┌──

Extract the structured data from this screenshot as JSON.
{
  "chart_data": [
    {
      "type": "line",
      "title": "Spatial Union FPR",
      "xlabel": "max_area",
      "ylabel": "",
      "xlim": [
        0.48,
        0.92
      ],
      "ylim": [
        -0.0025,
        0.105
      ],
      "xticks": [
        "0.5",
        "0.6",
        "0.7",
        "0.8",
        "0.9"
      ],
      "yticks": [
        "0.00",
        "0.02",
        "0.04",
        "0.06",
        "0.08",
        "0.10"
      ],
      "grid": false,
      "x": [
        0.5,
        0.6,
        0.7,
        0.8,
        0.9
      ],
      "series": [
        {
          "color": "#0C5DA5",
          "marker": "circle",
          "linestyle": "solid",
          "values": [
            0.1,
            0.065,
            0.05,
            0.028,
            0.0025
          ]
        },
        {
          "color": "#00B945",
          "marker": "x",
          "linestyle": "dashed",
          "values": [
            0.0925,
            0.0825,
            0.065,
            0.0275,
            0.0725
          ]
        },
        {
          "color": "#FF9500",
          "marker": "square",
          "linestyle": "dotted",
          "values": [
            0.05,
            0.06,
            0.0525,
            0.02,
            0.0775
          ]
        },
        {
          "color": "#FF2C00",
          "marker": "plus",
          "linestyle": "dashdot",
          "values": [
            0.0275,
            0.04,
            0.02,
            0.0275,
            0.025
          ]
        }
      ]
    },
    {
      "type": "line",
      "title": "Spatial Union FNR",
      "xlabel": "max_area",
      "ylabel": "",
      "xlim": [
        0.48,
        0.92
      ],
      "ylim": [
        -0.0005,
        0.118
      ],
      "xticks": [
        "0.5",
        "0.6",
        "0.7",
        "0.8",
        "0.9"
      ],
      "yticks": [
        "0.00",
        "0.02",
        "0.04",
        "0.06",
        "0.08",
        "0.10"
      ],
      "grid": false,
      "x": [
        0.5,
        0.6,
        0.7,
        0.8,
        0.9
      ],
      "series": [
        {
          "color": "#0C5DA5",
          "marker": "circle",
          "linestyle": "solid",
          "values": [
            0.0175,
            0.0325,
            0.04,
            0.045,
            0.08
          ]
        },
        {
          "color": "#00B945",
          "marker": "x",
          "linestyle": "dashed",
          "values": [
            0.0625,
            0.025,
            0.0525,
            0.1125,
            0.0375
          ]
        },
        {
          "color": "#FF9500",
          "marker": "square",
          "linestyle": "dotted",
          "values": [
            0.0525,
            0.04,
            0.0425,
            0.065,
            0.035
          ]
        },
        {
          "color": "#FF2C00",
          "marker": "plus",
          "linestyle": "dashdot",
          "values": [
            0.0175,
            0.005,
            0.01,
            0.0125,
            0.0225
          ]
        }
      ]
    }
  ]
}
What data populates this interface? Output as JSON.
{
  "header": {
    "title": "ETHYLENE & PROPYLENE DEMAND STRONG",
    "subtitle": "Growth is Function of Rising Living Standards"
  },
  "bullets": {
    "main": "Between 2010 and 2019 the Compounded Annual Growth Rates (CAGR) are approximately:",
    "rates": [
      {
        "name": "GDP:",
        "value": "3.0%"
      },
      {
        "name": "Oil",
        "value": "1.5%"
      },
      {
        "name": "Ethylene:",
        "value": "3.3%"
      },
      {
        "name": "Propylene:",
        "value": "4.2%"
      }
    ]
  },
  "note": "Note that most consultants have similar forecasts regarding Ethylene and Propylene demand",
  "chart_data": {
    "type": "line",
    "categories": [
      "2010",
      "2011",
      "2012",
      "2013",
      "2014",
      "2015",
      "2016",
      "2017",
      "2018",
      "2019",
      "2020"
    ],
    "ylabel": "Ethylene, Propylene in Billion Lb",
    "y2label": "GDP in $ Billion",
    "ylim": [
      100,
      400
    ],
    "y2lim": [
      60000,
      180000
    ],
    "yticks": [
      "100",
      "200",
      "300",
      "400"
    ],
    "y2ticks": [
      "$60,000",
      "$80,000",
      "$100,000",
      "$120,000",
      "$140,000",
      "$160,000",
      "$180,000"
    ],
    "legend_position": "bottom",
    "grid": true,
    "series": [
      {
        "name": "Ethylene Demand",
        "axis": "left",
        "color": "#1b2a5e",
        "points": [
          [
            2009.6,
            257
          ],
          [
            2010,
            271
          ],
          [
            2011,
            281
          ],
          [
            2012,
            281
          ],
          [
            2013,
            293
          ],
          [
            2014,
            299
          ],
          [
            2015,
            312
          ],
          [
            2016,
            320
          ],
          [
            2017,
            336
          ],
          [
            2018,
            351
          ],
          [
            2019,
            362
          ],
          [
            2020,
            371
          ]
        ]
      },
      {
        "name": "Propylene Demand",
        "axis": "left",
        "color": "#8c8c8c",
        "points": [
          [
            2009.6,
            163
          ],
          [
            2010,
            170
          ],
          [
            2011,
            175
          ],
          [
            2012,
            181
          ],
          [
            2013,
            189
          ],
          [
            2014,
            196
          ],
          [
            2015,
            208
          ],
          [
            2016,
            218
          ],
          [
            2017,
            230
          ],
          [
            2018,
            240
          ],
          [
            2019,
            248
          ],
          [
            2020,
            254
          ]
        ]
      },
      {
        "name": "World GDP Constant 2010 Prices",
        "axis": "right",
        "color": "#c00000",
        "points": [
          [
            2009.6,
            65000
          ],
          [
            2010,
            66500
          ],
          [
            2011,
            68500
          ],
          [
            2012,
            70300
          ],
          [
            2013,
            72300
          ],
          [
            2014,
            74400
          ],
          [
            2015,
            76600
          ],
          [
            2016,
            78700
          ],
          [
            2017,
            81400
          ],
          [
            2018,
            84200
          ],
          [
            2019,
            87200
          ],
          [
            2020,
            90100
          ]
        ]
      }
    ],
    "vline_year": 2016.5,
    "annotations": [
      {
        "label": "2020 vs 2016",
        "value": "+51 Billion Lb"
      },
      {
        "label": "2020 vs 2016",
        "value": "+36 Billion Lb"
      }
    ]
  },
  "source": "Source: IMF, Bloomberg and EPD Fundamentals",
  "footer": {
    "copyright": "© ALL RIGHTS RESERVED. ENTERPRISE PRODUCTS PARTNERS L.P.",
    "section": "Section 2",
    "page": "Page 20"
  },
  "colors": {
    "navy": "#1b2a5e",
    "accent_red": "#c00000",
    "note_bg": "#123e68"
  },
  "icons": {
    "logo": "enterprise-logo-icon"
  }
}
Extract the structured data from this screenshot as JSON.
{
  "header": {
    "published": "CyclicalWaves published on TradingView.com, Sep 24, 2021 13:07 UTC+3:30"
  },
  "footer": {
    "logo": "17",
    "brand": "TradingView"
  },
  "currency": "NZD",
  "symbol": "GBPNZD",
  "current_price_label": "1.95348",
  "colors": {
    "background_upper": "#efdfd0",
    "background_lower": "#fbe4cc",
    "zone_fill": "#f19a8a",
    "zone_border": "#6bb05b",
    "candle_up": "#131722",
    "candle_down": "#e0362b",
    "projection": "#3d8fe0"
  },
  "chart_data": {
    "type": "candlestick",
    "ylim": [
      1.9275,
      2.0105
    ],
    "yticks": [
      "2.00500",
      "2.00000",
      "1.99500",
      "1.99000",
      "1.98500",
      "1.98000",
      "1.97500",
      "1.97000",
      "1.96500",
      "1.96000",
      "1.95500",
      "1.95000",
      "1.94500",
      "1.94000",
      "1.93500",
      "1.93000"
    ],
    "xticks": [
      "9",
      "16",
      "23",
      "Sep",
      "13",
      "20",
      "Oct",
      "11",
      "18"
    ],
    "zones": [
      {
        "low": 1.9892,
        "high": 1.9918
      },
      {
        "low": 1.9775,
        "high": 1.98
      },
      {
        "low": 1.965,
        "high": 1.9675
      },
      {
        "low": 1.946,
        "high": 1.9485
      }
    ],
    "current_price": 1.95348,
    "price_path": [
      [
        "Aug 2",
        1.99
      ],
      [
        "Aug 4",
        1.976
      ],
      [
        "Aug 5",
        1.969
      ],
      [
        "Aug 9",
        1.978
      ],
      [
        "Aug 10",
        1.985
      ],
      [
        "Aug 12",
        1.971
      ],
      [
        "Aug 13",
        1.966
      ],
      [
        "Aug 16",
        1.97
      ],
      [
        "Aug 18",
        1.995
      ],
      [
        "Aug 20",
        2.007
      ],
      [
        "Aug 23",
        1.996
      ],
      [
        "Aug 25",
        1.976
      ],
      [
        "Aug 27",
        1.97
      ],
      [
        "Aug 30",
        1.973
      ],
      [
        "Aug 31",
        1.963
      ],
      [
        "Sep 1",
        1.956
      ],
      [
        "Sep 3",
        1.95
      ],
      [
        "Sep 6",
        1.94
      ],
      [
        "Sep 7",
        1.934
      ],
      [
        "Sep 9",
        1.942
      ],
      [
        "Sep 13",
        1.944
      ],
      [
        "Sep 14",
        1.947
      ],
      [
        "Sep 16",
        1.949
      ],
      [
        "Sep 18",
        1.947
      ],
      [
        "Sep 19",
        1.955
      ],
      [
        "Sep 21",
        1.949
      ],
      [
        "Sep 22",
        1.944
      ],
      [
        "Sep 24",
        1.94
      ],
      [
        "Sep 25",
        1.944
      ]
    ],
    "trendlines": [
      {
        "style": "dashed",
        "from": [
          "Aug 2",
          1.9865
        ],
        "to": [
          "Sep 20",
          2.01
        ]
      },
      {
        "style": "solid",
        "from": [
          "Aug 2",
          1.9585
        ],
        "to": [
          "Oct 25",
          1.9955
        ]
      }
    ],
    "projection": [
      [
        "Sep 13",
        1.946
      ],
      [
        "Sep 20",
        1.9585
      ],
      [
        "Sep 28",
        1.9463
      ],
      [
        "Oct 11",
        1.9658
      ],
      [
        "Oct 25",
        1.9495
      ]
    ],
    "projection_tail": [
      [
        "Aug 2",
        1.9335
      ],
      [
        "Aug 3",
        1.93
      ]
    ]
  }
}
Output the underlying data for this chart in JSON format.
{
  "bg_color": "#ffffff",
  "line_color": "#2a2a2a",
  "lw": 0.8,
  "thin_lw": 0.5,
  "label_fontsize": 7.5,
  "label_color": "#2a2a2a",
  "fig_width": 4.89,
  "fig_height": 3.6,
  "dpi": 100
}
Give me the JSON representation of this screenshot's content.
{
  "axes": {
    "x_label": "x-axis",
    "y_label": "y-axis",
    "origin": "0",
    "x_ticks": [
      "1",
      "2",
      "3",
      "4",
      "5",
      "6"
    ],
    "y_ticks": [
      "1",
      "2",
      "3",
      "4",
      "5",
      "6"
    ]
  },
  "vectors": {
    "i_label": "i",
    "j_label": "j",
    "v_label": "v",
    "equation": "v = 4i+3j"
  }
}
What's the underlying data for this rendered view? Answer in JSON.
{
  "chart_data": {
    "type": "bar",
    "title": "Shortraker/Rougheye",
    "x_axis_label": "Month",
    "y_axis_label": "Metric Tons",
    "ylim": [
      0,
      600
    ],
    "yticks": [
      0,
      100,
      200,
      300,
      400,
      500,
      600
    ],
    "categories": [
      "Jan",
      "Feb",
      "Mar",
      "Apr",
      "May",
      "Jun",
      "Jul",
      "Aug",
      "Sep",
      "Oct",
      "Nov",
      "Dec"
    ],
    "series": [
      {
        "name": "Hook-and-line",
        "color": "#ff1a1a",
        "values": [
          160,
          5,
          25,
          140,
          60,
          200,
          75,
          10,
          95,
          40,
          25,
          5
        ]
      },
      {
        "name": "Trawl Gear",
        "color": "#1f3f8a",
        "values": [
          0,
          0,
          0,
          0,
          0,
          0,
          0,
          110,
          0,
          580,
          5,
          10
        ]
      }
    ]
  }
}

└──

> [Exercise details]: Transcribe word for word the lines from the one holding "Output the underlying" to the last line of the listing above, inclusive.

> [Answer to this exercise]:
Output the underlying data for this chart in JSON format.
{
  "bg_color": "#ffffff",
  "line_color": "#2a2a2a",
  "lw": 0.8,
  "thin_lw": 0.5,
  "label_fontsize": 7.5,
  "label_color": "#2a2a2a",
  "fig_width": 4.89,
  "fig_height": 3.6,
  "dpi": 100
}
Give me the JSON representation of this screenshot's content.
{
  "axes": {
    "x_label": "x-axis",
    "y_label": "y-axis",
    "origin": "0",
    "x_ticks": [
      "1",
      "2",
      "3",
      "4",
      "5",
      "6"
    ],
    "y_ticks": [
      "1",
      "2",
      "3",
      "4",
      "5",
      "6"
    ]
  },
  "vectors": {
    "i_label": "i",
    "j_label": "j",
    "v_label": "v",
    "equation": "v = 4i+3j"
  }
}
What's the underlying data for this rendered view? Answer in JSON.
{
  "chart_data": {
    "type": "bar",
    "title": "Shortraker/Rougheye",
    "x_axis_label": "Month",
    "y_axis_label": "Metric Tons",
    "ylim": [
      0,
      600
    ],
    "yticks": [
      0,
      100,
      200,
      300,
      400,
      500,
      600
    ],
    "categories": [
      "Jan",
      "Feb",
      "Mar",
      "Apr",
      "May",
      "Jun",
      "Jul",
      "Aug",
      "Sep",
      "Oct",
      "Nov",
      "Dec"
    ],
    "series": [
      {
        "name": "Hook-and-line",
        "color": "#ff1a1a",
        "values": [
          160,
          5,
          25,
          140,
          60,
          200,
          75,
          10,
          95,
          40,
          25,
          5
        ]
      },
      {
        "name": "Trawl Gear",
        "color": "#1f3f8a",
        "values": [
          0,
          0,
          0,
          0,
          0,
          0,
          0,
          110,
          0,
          580,
          5,
          10
        ]
      }
    ]
  }
}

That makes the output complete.